Given task:
Copy each line of the data below with the word "true".

Data records
▶
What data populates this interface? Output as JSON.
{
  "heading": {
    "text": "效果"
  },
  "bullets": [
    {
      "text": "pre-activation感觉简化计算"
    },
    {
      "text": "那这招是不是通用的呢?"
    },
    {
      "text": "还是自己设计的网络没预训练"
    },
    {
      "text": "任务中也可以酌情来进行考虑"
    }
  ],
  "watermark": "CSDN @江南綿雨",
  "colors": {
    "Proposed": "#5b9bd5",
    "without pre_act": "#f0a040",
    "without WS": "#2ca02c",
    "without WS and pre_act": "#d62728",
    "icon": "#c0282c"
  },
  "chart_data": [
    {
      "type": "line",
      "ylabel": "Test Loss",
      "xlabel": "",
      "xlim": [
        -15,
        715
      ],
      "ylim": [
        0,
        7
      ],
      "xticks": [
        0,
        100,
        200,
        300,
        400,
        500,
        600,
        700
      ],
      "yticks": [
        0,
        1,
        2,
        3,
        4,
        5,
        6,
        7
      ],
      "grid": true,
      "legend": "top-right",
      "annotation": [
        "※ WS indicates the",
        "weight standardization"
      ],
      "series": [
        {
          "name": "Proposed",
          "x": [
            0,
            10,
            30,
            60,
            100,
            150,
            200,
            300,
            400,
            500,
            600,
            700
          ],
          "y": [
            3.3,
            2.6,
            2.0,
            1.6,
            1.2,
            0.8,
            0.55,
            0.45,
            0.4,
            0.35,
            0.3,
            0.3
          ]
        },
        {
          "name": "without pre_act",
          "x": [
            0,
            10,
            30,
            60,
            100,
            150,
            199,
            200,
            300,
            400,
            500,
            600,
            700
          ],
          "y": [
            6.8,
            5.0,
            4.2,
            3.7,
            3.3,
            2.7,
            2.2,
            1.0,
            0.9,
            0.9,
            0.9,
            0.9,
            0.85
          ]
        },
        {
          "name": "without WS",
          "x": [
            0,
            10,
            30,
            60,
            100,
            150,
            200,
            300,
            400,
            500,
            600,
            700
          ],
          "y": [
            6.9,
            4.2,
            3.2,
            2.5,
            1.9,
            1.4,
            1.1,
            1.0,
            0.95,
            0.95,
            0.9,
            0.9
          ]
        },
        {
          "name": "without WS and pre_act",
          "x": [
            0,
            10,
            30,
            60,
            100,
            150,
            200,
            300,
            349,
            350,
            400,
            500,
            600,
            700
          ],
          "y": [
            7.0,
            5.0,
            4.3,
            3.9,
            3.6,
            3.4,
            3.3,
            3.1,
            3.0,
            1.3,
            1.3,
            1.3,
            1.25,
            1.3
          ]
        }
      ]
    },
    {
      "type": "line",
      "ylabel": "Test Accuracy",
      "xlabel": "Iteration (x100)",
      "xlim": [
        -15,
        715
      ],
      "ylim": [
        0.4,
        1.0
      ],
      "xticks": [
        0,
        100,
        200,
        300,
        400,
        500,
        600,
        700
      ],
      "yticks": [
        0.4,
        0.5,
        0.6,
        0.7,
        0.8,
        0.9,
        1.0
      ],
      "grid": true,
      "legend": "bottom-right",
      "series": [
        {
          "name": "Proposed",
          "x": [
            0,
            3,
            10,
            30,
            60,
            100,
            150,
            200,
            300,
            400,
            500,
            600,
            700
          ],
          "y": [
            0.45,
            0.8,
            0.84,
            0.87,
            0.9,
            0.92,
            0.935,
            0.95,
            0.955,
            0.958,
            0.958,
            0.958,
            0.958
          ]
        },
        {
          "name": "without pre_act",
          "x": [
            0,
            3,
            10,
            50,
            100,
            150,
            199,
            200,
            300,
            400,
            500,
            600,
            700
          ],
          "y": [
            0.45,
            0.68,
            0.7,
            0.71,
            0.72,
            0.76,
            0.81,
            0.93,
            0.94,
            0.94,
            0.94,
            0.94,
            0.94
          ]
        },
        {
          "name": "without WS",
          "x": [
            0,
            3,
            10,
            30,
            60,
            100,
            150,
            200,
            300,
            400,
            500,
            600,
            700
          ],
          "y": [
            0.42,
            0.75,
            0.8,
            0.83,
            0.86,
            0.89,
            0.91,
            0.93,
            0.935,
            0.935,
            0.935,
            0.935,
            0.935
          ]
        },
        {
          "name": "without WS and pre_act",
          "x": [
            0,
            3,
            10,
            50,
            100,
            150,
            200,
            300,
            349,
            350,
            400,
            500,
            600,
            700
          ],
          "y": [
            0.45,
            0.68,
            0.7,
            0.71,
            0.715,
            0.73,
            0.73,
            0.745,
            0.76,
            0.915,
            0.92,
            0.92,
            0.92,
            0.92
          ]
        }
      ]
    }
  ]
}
◀
▶
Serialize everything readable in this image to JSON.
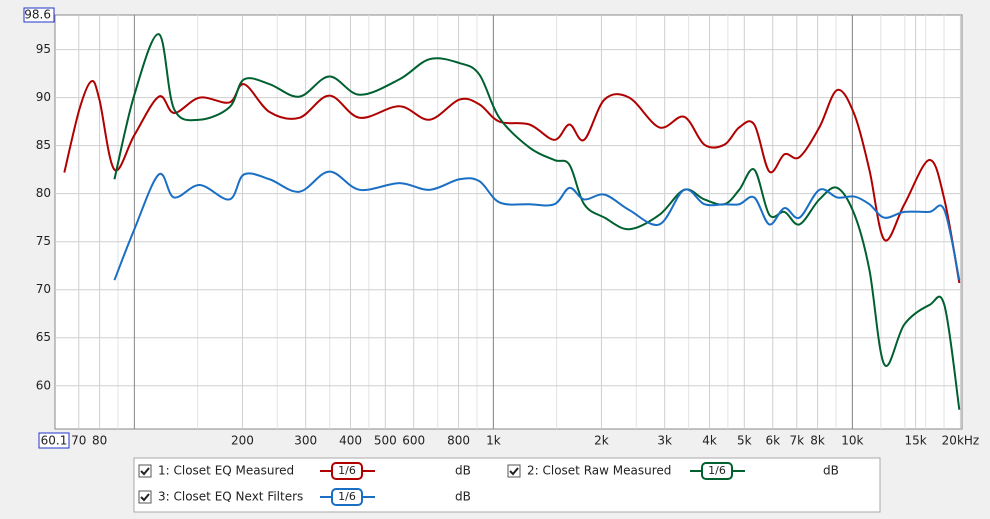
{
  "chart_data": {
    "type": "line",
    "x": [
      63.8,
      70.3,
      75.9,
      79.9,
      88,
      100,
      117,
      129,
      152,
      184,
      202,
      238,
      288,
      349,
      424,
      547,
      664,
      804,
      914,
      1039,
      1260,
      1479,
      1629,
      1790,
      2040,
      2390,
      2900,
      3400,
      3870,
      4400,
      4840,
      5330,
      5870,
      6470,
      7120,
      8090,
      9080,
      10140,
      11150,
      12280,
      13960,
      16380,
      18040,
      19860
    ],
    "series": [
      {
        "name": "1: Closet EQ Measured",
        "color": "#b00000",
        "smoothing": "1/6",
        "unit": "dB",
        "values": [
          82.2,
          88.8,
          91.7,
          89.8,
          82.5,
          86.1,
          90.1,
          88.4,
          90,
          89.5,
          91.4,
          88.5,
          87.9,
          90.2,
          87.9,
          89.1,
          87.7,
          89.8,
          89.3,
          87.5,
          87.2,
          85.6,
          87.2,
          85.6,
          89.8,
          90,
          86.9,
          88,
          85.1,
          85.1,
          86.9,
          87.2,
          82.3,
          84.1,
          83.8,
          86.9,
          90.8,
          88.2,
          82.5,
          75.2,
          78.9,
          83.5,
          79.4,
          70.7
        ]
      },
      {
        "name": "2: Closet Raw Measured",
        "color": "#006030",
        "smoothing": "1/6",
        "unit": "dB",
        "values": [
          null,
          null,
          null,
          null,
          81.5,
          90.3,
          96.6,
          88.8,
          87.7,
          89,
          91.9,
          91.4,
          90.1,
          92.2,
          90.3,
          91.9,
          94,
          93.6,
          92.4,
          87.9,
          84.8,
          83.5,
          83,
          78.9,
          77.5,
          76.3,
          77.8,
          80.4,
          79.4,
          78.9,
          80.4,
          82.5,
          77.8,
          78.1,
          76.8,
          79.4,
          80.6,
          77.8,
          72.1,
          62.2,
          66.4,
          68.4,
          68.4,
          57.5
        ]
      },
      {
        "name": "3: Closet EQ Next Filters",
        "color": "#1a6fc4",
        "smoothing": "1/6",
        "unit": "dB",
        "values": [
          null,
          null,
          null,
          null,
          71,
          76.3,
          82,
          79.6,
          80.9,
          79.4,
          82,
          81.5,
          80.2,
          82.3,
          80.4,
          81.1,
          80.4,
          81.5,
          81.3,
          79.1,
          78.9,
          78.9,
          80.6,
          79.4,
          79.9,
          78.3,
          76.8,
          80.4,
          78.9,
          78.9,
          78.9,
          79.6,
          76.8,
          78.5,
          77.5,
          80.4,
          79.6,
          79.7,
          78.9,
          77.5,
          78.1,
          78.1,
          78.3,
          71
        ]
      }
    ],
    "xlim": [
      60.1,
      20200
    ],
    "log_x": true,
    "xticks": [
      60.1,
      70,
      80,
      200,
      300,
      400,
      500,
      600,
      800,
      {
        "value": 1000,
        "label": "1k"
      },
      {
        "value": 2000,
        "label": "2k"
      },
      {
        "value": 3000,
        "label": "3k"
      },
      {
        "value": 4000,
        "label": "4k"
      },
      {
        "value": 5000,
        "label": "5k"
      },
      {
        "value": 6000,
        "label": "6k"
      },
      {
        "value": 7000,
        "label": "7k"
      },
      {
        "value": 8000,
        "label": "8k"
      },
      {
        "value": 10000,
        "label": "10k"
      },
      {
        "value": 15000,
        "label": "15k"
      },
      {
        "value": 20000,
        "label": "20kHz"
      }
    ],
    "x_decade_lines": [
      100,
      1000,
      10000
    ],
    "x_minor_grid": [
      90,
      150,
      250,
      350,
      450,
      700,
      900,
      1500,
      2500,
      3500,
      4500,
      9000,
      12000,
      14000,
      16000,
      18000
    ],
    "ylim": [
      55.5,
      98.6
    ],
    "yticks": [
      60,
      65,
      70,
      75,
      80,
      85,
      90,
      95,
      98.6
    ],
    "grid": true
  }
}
◀
▶
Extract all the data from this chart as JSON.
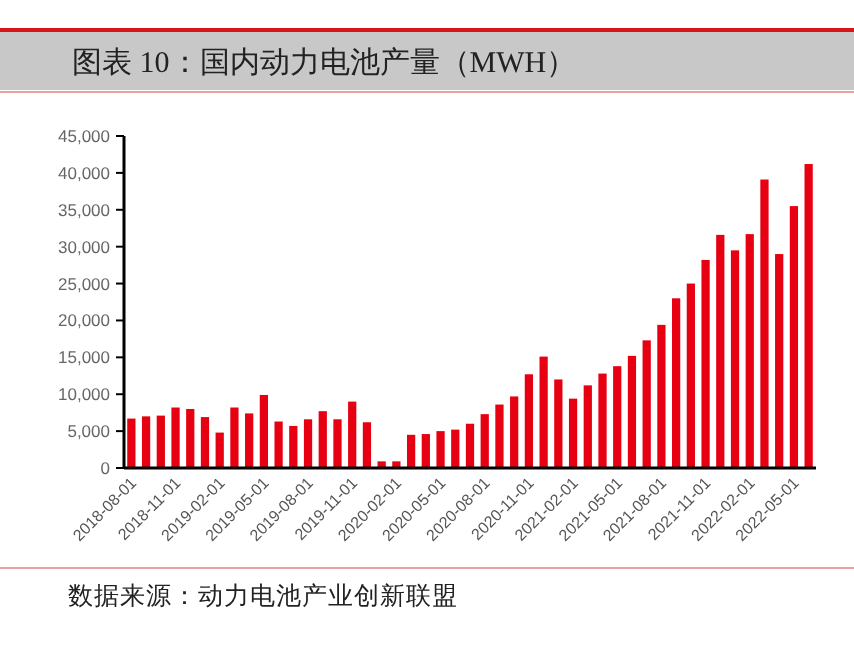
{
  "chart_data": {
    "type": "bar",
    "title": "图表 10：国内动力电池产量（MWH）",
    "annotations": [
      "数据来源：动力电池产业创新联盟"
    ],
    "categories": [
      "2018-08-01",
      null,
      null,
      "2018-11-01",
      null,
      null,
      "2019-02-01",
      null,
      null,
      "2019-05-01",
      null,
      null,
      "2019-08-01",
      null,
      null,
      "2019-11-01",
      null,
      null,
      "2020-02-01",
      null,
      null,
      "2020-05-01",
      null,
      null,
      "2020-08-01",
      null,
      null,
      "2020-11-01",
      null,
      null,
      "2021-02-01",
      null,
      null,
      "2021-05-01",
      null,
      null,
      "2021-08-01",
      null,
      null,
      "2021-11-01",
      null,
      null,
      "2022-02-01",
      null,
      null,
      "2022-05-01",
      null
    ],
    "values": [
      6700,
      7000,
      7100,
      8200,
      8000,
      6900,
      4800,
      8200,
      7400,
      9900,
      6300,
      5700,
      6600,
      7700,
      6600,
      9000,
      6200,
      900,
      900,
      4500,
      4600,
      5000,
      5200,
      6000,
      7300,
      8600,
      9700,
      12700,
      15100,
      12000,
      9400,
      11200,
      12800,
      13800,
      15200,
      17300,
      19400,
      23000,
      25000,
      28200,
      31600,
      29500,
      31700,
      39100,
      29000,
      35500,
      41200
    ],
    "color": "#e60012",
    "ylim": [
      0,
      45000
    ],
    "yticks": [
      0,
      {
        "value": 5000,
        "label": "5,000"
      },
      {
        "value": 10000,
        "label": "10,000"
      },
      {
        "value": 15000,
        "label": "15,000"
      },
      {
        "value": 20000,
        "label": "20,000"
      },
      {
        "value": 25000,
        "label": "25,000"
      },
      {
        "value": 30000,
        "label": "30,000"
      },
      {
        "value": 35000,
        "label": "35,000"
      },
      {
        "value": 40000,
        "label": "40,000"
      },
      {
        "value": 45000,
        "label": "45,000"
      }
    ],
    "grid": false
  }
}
◀
Solved exercise:
      "grid": true,
      "grid": true,
    "log_x": true,
    "grid": true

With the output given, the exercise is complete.